### Goal
Using the records below, reproduce exactly the lines from the one containing "Extract all readable text from this page." through the end, and nothing more; skip the images.

Records from a data source:
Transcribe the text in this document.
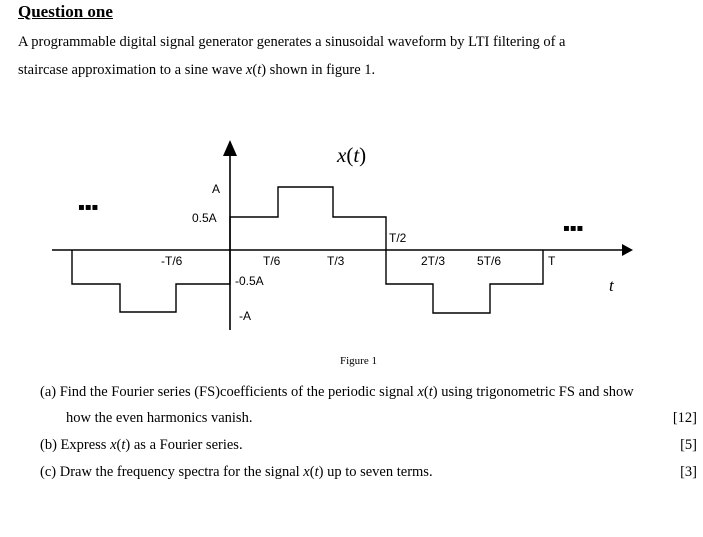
Question one
A programmable digital signal generator generates a sinusoidal waveform by LTI filtering of a
staircase approximation to a sine wave x(t) shown in figure 1.
x(t)
A
0.5A
-0.5A
-A
-T/6	T/6	T/3
T/2
2T/3	5T/6	T
t
▪▪▪
▪▪▪
Figure 1
(a) Find the Fourier series (FS)coefficients of the periodic signal x(t) using trigonometric FS and show
how the even harmonics vanish.	[12]
(b) Express x(t) as a Fourier series.	[5]
(c) Draw the frequency spectra for the signal x(t) up to seven terms.	[3]
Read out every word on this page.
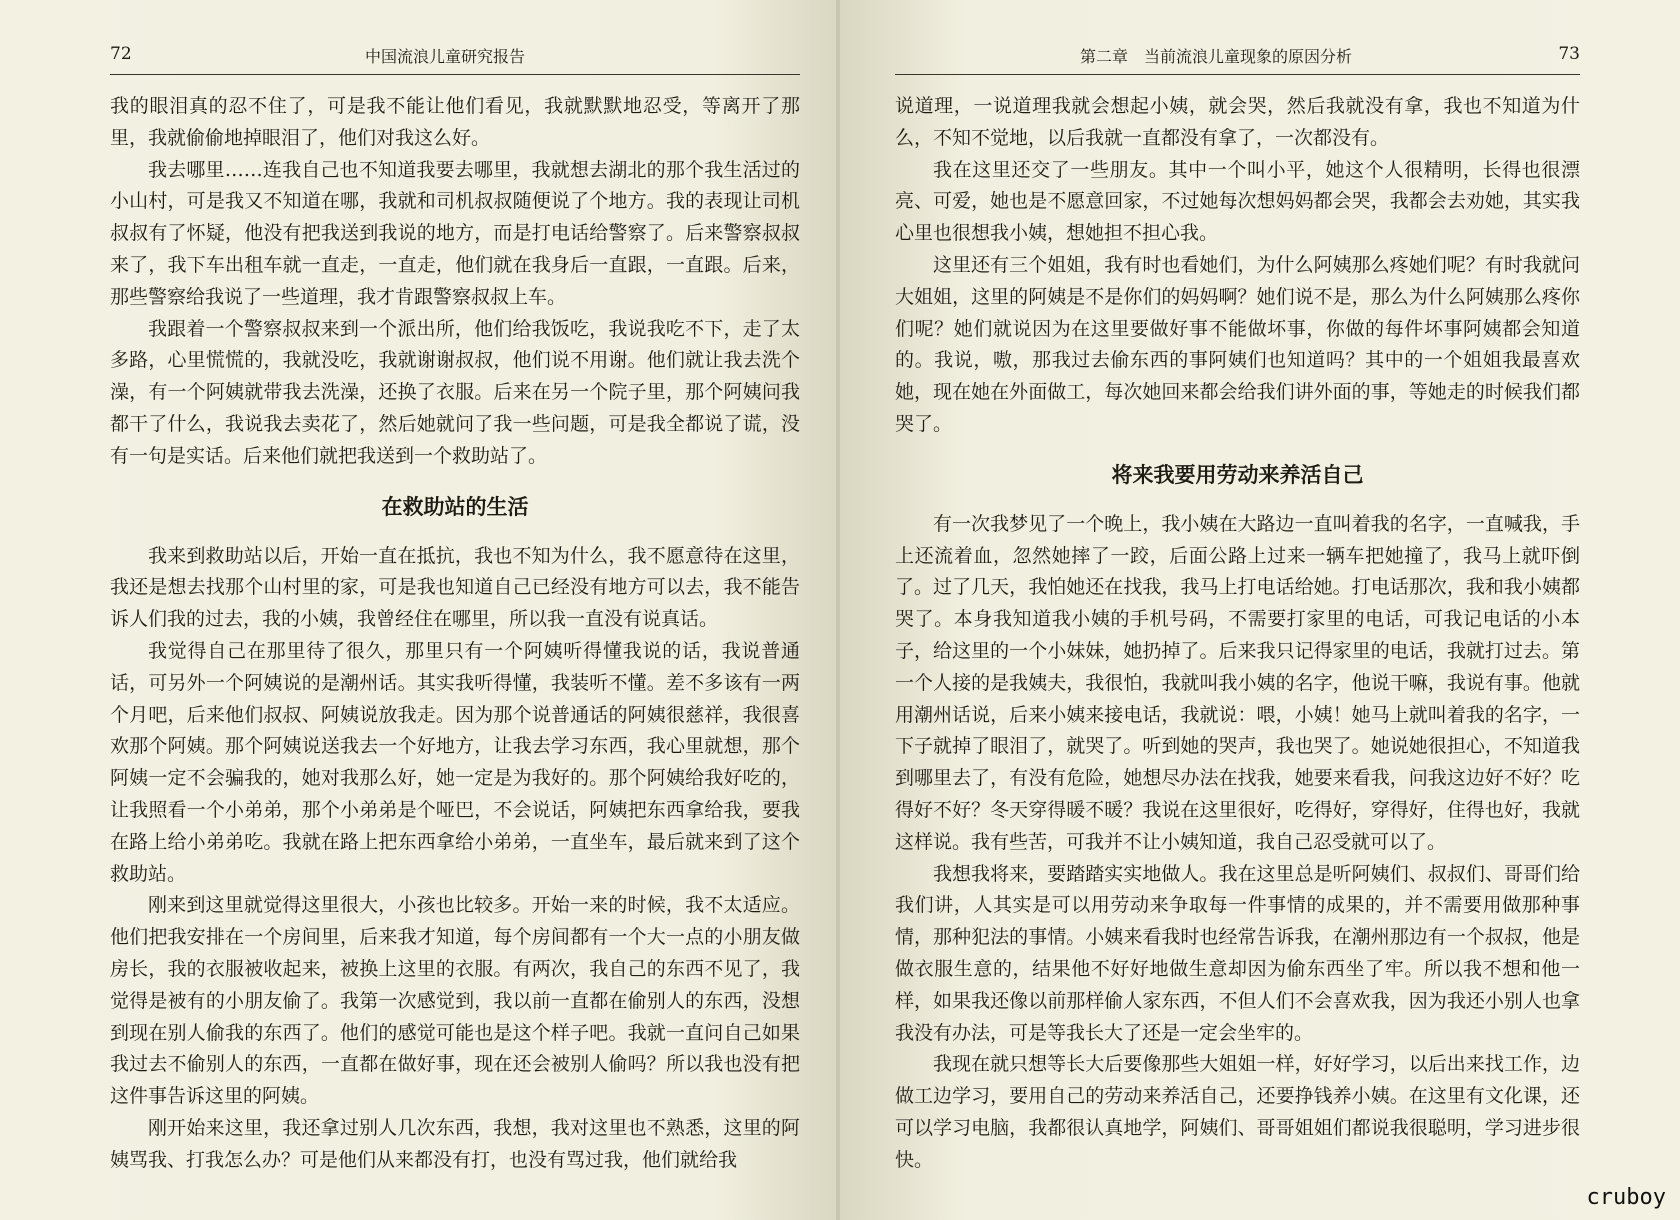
72	中国流浪儿童研究报告

我的眼泪真的忍不住了，可是我不能让他们看见，我就默默地忍受，等离开了那里，我就偷偷地掉眼泪了，他们对我这么好。

我去哪里……连我自己也不知道我要去哪里，我就想去湖北的那个我生活过的小山村，可是我又不知道在哪，我就和司机叔叔随便说了个地方。我的表现让司机叔叔有了怀疑，他没有把我送到我说的地方，而是打电话给警察了。后来警察叔叔来了，我下车出租车就一直走，一直走，他们就在我身后一直跟，一直跟。后来，那些警察给我说了一些道理，我才肯跟警察叔叔上车。

我跟着一个警察叔叔来到一个派出所，他们给我饭吃，我说我吃不下，走了太多路，心里慌慌的，我就没吃，我就谢谢叔叔，他们说不用谢。他们就让我去洗个澡，有一个阿姨就带我去洗澡，还换了衣服。后来在另一个院子里，那个阿姨问我都干了什么，我说我去卖花了，然后她就问了我一些问题，可是我全都说了谎，没有一句是实话。后来他们就把我送到一个救助站了。

在救助站的生活

我来到救助站以后，开始一直在抵抗，我也不知为什么，我不愿意待在这里，我还是想去找那个山村里的家，可是我也知道自己已经没有地方可以去，我不能告诉人们我的过去，我的小姨，我曾经住在哪里，所以我一直没有说真话。

我觉得自己在那里待了很久，那里只有一个阿姨听得懂我说的话，我说普通话，可另外一个阿姨说的是潮州话。其实我听得懂，我装听不懂。差不多该有一两个月吧，后来他们叔叔、阿姨说放我走。因为那个说普通话的阿姨很慈祥，我很喜欢那个阿姨。那个阿姨说送我去一个好地方，让我去学习东西，我心里就想，那个阿姨一定不会骗我的，她对我那么好，她一定是为我好的。那个阿姨给我好吃的，让我照看一个小弟弟，那个小弟弟是个哑巴，不会说话，阿姨把东西拿给我，要我在路上给小弟弟吃。我就在路上把东西拿给小弟弟，一直坐车，最后就来到了这个救助站。

刚来到这里就觉得这里很大，小孩也比较多。开始一来的时候，我不太适应。他们把我安排在一个房间里，后来我才知道，每个房间都有一个大一点的小朋友做房长，我的衣服被收起来，被换上这里的衣服。有两次，我自己的东西不见了，我觉得是被有的小朋友偷了。我第一次感觉到，我以前一直都在偷别人的东西，没想到现在别人偷我的东西了。他们的感觉可能也是这个样子吧。我就一直问自己如果我过去不偷别人的东西，一直都在做好事，现在还会被别人偷吗？所以我也没有把这件事告诉这里的阿姨。

刚开始来这里，我还拿过别人几次东西，我想，我对这里也不熟悉，这里的阿姨骂我、打我怎么办？可是他们从来都没有打，也没有骂过我，他们就给我

第二章　当前流浪儿童现象的原因分析	73

说道理，一说道理我就会想起小姨，就会哭，然后我就没有拿，我也不知道为什么，不知不觉地，以后我就一直都没有拿了，一次都没有。

我在这里还交了一些朋友。其中一个叫小平，她这个人很精明，长得也很漂亮、可爱，她也是不愿意回家，不过她每次想妈妈都会哭，我都会去劝她，其实我心里也很想我小姨，想她担不担心我。

这里还有三个姐姐，我有时也看她们，为什么阿姨那么疼她们呢？有时我就问大姐姐，这里的阿姨是不是你们的妈妈啊？她们说不是，那么为什么阿姨那么疼你们呢？她们就说因为在这里要做好事不能做坏事，你做的每件坏事阿姨都会知道的。我说，嗷，那我过去偷东西的事阿姨们也知道吗？其中的一个姐姐我最喜欢她，现在她在外面做工，每次她回来都会给我们讲外面的事，等她走的时候我们都哭了。

将来我要用劳动来养活自己

有一次我梦见了一个晚上，我小姨在大路边一直叫着我的名字，一直喊我，手上还流着血，忽然她摔了一跤，后面公路上过来一辆车把她撞了，我马上就吓倒了。过了几天，我怕她还在找我，我马上打电话给她。打电话那次，我和我小姨都哭了。本身我知道我小姨的手机号码，不需要打家里的电话，可我记电话的小本子，给这里的一个小妹妹，她扔掉了。后来我只记得家里的电话，我就打过去。第一个人接的是我姨夫，我很怕，我就叫我小姨的名字，他说干嘛，我说有事。他就用潮州话说，后来小姨来接电话，我就说：喂，小姨！她马上就叫着我的名字，一下子就掉了眼泪了，就哭了。听到她的哭声，我也哭了。她说她很担心，不知道我到哪里去了，有没有危险，她想尽办法在找我，她要来看我，问我这边好不好？吃得好不好？冬天穿得暖不暖？我说在这里很好，吃得好，穿得好，住得也好，我就这样说。我有些苦，可我并不让小姨知道，我自己忍受就可以了。

我想我将来，要踏踏实实地做人。我在这里总是听阿姨们、叔叔们、哥哥们给我们讲，人其实是可以用劳动来争取每一件事情的成果的，并不需要用做那种事情，那种犯法的事情。小姨来看我时也经常告诉我，在潮州那边有一个叔叔，他是做衣服生意的，结果他不好好地做生意却因为偷东西坐了牢。所以我不想和他一样，如果我还像以前那样偷人家东西，不但人们不会喜欢我，因为我还小别人也拿我没有办法，可是等我长大了还是一定会坐牢的。

我现在就只想等长大后要像那些大姐姐一样，好好学习，以后出来找工作，边做工边学习，要用自己的劳动来养活自己，还要挣钱养小姨。在这里有文化课，还可以学习电脑，我都很认真地学，阿姨们、哥哥姐姐们都说我很聪明，学习进步很快。

cruboy
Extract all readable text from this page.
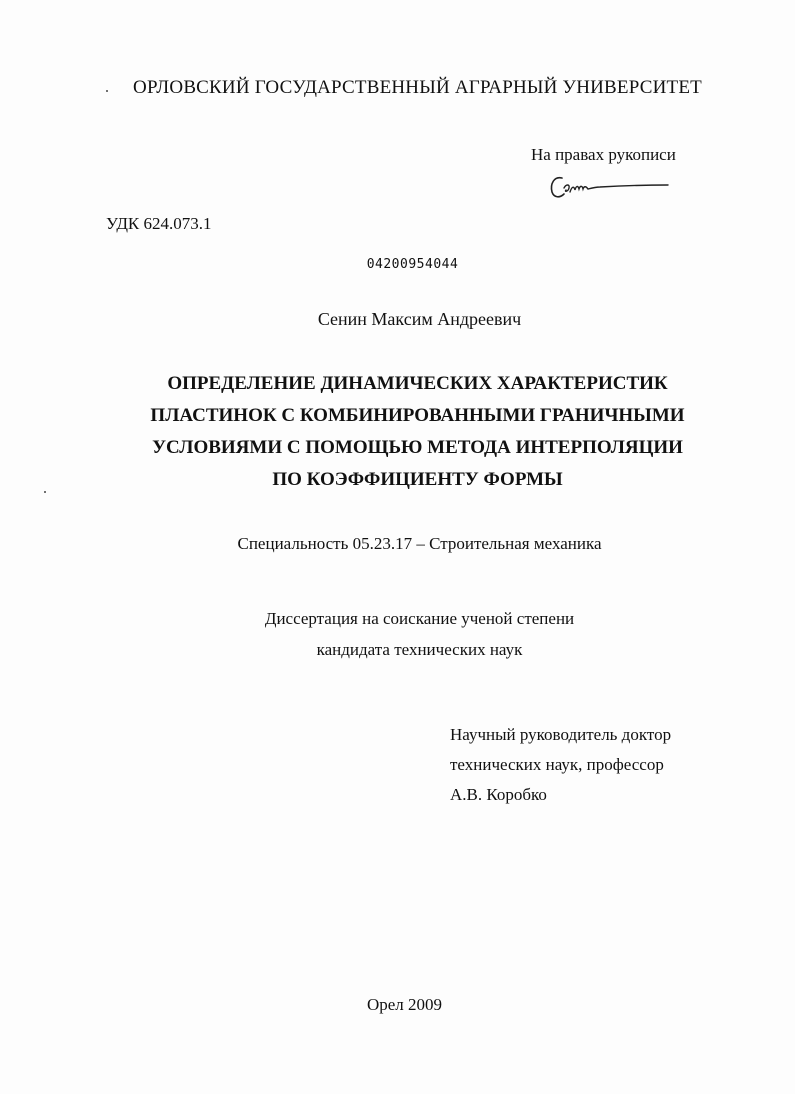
ОРЛОВСКИЙ ГОСУДАРСТВЕННЫЙ АГРАРНЫЙ УНИВЕРСИТЕТ
На правах рукописи
УДК 624.073.1
04200954044
Сенин Максим Андреевич
ОПРЕДЕЛЕНИЕ ДИНАМИЧЕСКИХ ХАРАКТЕРИСТИК
ПЛАСТИНОК С КОМБИНИРОВАННЫМИ ГРАНИЧНЫМИ
УСЛОВИЯМИ С ПОМОЩЬЮ МЕТОДА ИНТЕРПОЛЯЦИИ
ПО КОЭФФИЦИЕНТУ ФОРМЫ
Специальность 05.23.17 – Строительная механика
Диссертация на соискание ученой степени
кандидата технических наук
Научный руководитель доктор
технических наук, профессор
А.В. Коробко
Орел 2009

### Response below
Extract all readable text from this page.
ОРЛОВСКИЙ ГОСУДАРСТВЕННЫЙ АГРАРНЫЙ УНИВЕРСИТЕТ
На правах рукописи
УДК 624.073.1
04200954044
Сенин Максим Андреевич
ОПРЕДЕЛЕНИЕ ДИНАМИЧЕСКИХ ХАРАКТЕРИСТИК
ПЛАСТИНОК С КОМБИНИРОВАННЫМИ ГРАНИЧНЫМИ
УСЛОВИЯМИ С ПОМОЩЬЮ МЕТОДА ИНТЕРПОЛЯЦИИ
ПО КОЭФФИЦИЕНТУ ФОРМЫ
Специальность 05.23.17 – Строительная механика
Диссертация на соискание ученой степени
кандидата технических наук
Научный руководитель доктор
технических наук, профессор
А.В. Коробко
Орел 2009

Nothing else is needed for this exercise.